Find every line with the word "SEAL" and give their count, nothing else.
— begin DATA IN THIS EXERCISE —
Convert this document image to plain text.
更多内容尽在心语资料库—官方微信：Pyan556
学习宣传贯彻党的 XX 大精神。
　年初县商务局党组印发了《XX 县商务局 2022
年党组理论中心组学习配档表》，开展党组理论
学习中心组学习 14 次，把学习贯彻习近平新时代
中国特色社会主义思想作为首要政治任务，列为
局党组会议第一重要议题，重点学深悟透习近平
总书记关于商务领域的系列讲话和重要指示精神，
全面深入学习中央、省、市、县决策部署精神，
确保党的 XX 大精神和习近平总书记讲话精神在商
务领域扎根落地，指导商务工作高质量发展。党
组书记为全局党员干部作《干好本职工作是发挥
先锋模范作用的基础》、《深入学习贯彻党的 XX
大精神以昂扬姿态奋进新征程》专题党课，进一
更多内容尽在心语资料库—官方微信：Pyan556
— end DATA IN THIS EXERCISE —
— begin DATA IN THIS EXERCISE —
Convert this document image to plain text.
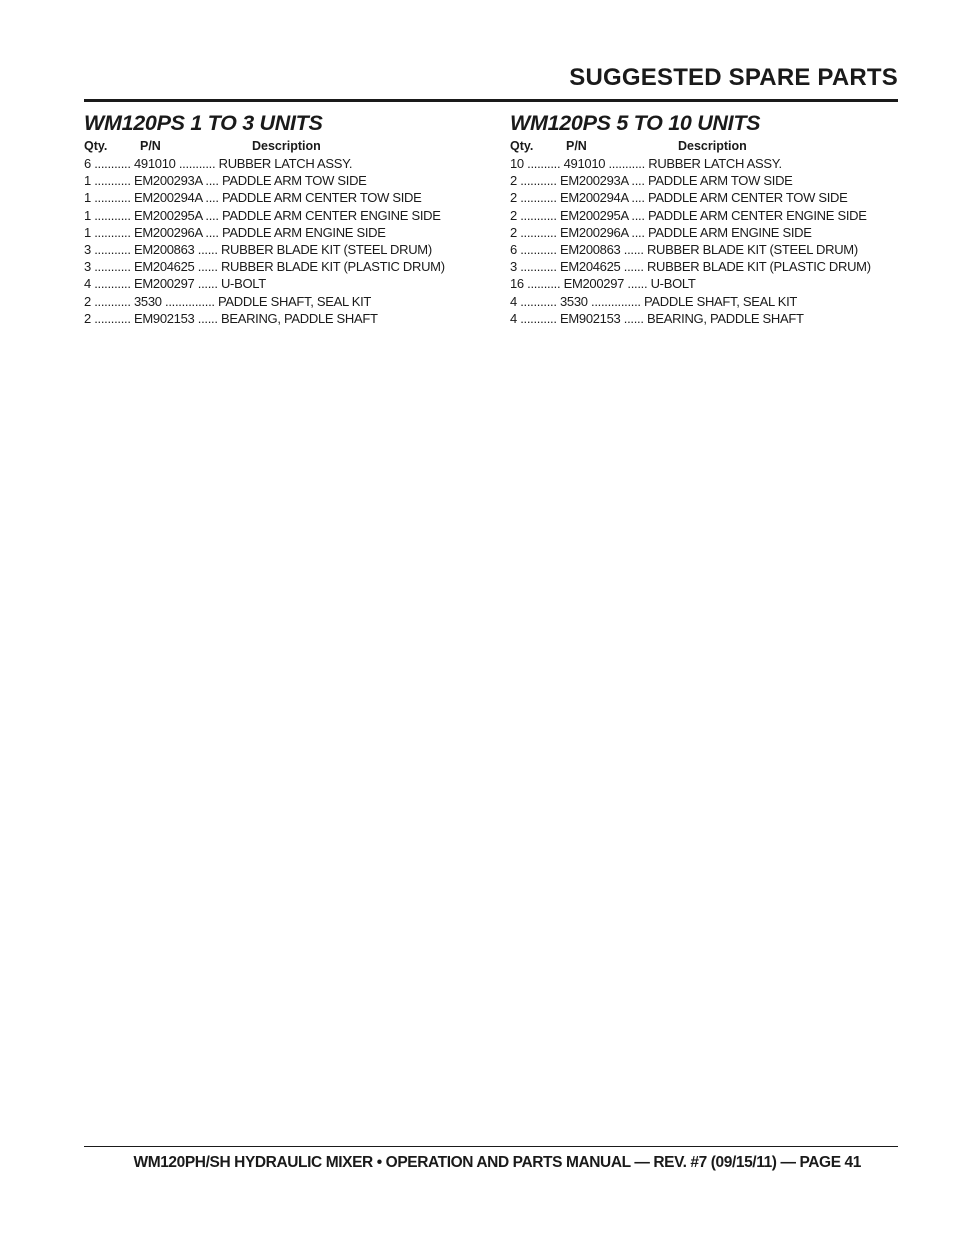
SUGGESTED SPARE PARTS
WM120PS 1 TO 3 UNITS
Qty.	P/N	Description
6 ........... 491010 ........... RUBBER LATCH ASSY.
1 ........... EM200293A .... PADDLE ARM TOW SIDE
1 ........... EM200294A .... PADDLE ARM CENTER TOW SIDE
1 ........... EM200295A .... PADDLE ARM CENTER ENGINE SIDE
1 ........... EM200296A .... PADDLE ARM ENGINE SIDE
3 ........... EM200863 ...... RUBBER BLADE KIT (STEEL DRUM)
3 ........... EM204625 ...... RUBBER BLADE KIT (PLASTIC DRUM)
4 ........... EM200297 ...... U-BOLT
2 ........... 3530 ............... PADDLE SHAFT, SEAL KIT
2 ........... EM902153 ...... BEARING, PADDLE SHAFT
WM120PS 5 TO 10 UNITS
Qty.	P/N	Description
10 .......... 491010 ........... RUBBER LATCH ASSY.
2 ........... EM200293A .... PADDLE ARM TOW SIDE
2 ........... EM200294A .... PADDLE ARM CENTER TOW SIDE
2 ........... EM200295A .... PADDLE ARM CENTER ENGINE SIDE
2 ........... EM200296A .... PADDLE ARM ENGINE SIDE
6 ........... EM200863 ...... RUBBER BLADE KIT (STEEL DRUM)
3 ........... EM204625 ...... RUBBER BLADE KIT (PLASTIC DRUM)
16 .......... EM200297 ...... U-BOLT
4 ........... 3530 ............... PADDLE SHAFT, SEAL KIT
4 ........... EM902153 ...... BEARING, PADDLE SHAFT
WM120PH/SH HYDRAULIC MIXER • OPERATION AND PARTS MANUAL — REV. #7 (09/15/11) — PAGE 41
— end DATA IN THIS EXERCISE —
FINAL RESULT: 2